* Task goal
Write the entries again exactly, with no line missing.

*** Opening Records for the exercise ***

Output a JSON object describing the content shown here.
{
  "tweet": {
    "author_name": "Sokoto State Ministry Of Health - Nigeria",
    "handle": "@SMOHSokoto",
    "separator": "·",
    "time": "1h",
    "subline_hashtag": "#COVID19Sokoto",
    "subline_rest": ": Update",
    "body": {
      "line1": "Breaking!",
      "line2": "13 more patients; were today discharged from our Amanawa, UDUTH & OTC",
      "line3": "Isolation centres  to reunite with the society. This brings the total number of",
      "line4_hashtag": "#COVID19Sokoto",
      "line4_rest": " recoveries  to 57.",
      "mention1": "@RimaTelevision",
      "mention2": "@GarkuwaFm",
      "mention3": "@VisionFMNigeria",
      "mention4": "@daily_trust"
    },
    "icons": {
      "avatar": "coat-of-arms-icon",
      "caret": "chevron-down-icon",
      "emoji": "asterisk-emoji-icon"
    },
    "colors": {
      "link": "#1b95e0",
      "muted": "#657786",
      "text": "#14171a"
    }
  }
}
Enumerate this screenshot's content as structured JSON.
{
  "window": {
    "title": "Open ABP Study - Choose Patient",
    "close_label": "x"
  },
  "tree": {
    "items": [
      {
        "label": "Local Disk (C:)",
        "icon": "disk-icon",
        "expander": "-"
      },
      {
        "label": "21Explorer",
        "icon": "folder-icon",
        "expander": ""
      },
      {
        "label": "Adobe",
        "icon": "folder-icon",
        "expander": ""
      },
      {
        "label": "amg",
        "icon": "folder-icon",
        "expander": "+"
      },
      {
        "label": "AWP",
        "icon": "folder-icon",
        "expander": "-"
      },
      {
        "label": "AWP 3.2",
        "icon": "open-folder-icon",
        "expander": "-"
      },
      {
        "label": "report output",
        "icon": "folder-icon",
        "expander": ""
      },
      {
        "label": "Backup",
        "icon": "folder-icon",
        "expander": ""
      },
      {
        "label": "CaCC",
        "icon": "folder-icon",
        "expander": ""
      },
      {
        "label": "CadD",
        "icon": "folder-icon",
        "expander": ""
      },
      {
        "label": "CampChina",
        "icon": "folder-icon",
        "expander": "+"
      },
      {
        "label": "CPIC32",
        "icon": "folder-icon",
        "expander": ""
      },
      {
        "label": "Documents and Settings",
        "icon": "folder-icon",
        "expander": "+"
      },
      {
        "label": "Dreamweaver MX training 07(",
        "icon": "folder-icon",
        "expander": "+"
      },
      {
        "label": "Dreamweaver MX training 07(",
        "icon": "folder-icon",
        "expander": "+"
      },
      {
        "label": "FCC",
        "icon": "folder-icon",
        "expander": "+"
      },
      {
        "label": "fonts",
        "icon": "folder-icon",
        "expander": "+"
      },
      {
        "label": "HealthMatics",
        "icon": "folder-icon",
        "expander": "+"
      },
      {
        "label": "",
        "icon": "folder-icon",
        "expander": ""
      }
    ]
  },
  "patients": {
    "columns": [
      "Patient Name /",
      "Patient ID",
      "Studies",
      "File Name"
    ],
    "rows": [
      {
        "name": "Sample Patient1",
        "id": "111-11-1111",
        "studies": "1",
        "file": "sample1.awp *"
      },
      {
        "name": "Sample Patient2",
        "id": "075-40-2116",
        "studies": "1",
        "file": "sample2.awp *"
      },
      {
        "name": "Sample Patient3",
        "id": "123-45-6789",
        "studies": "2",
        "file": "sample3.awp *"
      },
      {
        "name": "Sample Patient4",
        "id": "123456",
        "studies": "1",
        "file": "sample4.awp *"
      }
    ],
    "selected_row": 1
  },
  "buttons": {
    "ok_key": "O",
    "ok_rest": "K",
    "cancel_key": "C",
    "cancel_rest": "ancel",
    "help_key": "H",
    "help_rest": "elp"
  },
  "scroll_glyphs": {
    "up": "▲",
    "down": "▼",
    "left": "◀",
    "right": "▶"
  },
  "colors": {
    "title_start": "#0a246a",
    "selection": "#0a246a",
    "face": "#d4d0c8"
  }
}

*** Closing Records for the exercise ***

* Task response
Output a JSON object describing the content shown here.
{
  "tweet": {
    "author_name": "Sokoto State Ministry Of Health - Nigeria",
    "handle": "@SMOHSokoto",
    "separator": "·",
    "time": "1h",
    "subline_hashtag": "#COVID19Sokoto",
    "subline_rest": ": Update",
    "body": {
      "line1": "Breaking!",
      "line2": "13 more patients; were today discharged from our Amanawa, UDUTH & OTC",
      "line3": "Isolation centres  to reunite with the society. This brings the total number of",
      "line4_hashtag": "#COVID19Sokoto",
      "line4_rest": " recoveries  to 57.",
      "mention1": "@RimaTelevision",
      "mention2": "@GarkuwaFm",
      "mention3": "@VisionFMNigeria",
      "mention4": "@daily_trust"
    },
    "icons": {
      "avatar": "coat-of-arms-icon",
      "caret": "chevron-down-icon",
      "emoji": "asterisk-emoji-icon"
    },
    "colors": {
      "link": "#1b95e0",
      "muted": "#657786",
      "text": "#14171a"
    }
  }
}
Enumerate this screenshot's content as structured JSON.
{
  "window": {
    "title": "Open ABP Study - Choose Patient",
    "close_label": "x"
  },
  "tree": {
    "items": [
      {
        "label": "Local Disk (C:)",
        "icon": "disk-icon",
        "expander": "-"
      },
      {
        "label": "21Explorer",
        "icon": "folder-icon",
        "expander": ""
      },
      {
        "label": "Adobe",
        "icon": "folder-icon",
        "expander": ""
      },
      {
        "label": "amg",
        "icon": "folder-icon",
        "expander": "+"
      },
      {
        "label": "AWP",
        "icon": "folder-icon",
        "expander": "-"
      },
      {
        "label": "AWP 3.2",
        "icon": "open-folder-icon",
        "expander": "-"
      },
      {
        "label": "report output",
        "icon": "folder-icon",
        "expander": ""
      },
      {
        "label": "Backup",
        "icon": "folder-icon",
        "expander": ""
      },
      {
        "label": "CaCC",
        "icon": "folder-icon",
        "expander": ""
      },
      {
        "label": "CadD",
        "icon": "folder-icon",
        "expander": ""
      },
      {
        "label": "CampChina",
        "icon": "folder-icon",
        "expander": "+"
      },
      {
        "label": "CPIC32",
        "icon": "folder-icon",
        "expander": ""
      },
      {
        "label": "Documents and Settings",
        "icon": "folder-icon",
        "expander": "+"
      },
      {
        "label": "Dreamweaver MX training 07(",
        "icon": "folder-icon",
        "expander": "+"
      },
      {
        "label": "Dreamweaver MX training 07(",
        "icon": "folder-icon",
        "expander": "+"
      },
      {
        "label": "FCC",
        "icon": "folder-icon",
        "expander": "+"
      },
      {
        "label": "fonts",
        "icon": "folder-icon",
        "expander": "+"
      },
      {
        "label": "HealthMatics",
        "icon": "folder-icon",
        "expander": "+"
      },
      {
        "label": "",
        "icon": "folder-icon",
        "expander": ""
      }
    ]
  },
  "patients": {
    "columns": [
      "Patient Name /",
      "Patient ID",
      "Studies",
      "File Name"
    ],
    "rows": [
      {
        "name": "Sample Patient1",
        "id": "111-11-1111",
        "studies": "1",
        "file": "sample1.awp *"
      },
      {
        "name": "Sample Patient2",
        "id": "075-40-2116",
        "studies": "1",
        "file": "sample2.awp *"
      },
      {
        "name": "Sample Patient3",
        "id": "123-45-6789",
        "studies": "2",
        "file": "sample3.awp *"
      },
      {
        "name": "Sample Patient4",
        "id": "123456",
        "studies": "1",
        "file": "sample4.awp *"
      }
    ],
    "selected_row": 1
  },
  "buttons": {
    "ok_key": "O",
    "ok_rest": "K",
    "cancel_key": "C",
    "cancel_rest": "ancel",
    "help_key": "H",
    "help_rest": "elp"
  },
  "scroll_glyphs": {
    "up": "▲",
    "down": "▼",
    "left": "◀",
    "right": "▶"
  },
  "colors": {
    "title_start": "#0a246a",
    "selection": "#0a246a",
    "face": "#d4d0c8"
  }
}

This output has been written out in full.